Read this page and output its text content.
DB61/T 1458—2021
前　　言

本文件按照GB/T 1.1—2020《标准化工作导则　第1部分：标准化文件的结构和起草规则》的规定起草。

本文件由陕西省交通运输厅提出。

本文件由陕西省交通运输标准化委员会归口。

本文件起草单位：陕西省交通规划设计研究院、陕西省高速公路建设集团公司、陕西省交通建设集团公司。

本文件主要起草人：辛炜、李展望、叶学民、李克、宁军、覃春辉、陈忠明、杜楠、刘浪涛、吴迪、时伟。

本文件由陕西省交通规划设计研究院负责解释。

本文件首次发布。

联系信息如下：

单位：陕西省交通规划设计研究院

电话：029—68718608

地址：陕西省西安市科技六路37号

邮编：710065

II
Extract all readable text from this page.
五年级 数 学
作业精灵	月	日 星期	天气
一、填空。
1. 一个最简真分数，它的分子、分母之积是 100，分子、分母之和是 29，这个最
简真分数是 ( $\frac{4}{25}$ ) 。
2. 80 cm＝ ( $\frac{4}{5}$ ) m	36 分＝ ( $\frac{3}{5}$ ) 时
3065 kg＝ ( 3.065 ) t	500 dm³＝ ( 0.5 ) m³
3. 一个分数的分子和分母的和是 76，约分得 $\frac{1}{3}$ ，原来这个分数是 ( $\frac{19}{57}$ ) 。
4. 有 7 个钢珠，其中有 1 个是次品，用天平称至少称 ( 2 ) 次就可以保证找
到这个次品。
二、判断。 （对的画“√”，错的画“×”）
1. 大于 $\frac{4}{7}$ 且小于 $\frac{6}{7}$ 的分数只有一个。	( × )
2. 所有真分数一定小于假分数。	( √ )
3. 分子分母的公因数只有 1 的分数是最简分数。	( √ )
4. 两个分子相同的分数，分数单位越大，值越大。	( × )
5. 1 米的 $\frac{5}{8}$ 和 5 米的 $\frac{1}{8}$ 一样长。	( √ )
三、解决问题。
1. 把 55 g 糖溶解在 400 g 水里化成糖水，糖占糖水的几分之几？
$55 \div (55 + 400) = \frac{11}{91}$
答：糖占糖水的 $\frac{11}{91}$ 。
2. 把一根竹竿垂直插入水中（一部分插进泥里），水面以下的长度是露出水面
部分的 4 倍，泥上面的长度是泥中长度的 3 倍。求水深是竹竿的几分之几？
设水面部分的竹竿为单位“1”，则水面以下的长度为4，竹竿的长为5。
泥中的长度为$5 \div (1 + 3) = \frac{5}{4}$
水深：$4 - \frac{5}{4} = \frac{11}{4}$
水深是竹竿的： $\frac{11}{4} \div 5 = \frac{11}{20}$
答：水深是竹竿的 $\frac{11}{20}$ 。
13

• **Goal of the exercise**
Write down the full listing again, exactly.

• **Exercise output**
Read this page and output its text content.
DB61/T 1458—2021
前　　言

本文件按照GB/T 1.1—2020《标准化工作导则　第1部分：标准化文件的结构和起草规则》的规定起草。

本文件由陕西省交通运输厅提出。

本文件由陕西省交通运输标准化委员会归口。

本文件起草单位：陕西省交通规划设计研究院、陕西省高速公路建设集团公司、陕西省交通建设集团公司。

本文件主要起草人：辛炜、李展望、叶学民、李克、宁军、覃春辉、陈忠明、杜楠、刘浪涛、吴迪、时伟。

本文件由陕西省交通规划设计研究院负责解释。

本文件首次发布。

联系信息如下：

单位：陕西省交通规划设计研究院

电话：029—68718608

地址：陕西省西安市科技六路37号

邮编：710065

II
Extract all readable text from this page.
五年级 数 学
作业精灵	月	日 星期	天气
一、填空。
1. 一个最简真分数，它的分子、分母之积是 100，分子、分母之和是 29，这个最
简真分数是 ( $\frac{4}{25}$ ) 。
2. 80 cm＝ ( $\frac{4}{5}$ ) m	36 分＝ ( $\frac{3}{5}$ ) 时
3065 kg＝ ( 3.065 ) t	500 dm³＝ ( 0.5 ) m³
3. 一个分数的分子和分母的和是 76，约分得 $\frac{1}{3}$ ，原来这个分数是 ( $\frac{19}{57}$ ) 。
4. 有 7 个钢珠，其中有 1 个是次品，用天平称至少称 ( 2 ) 次就可以保证找
到这个次品。
二、判断。 （对的画“√”，错的画“×”）
1. 大于 $\frac{4}{7}$ 且小于 $\frac{6}{7}$ 的分数只有一个。	( × )
2. 所有真分数一定小于假分数。	( √ )
3. 分子分母的公因数只有 1 的分数是最简分数。	( √ )
4. 两个分子相同的分数，分数单位越大，值越大。	( × )
5. 1 米的 $\frac{5}{8}$ 和 5 米的 $\frac{1}{8}$ 一样长。	( √ )
三、解决问题。
1. 把 55 g 糖溶解在 400 g 水里化成糖水，糖占糖水的几分之几？
$55 \div (55 + 400) = \frac{11}{91}$
答：糖占糖水的 $\frac{11}{91}$ 。
2. 把一根竹竿垂直插入水中（一部分插进泥里），水面以下的长度是露出水面
部分的 4 倍，泥上面的长度是泥中长度的 3 倍。求水深是竹竿的几分之几？
设水面部分的竹竿为单位“1”，则水面以下的长度为4，竹竿的长为5。
泥中的长度为$5 \div (1 + 3) = \frac{5}{4}$
水深：$4 - \frac{5}{4} = \frac{11}{4}$
水深是竹竿的： $\frac{11}{4} \div 5 = \frac{11}{20}$
答：水深是竹竿的 $\frac{11}{20}$ 。
13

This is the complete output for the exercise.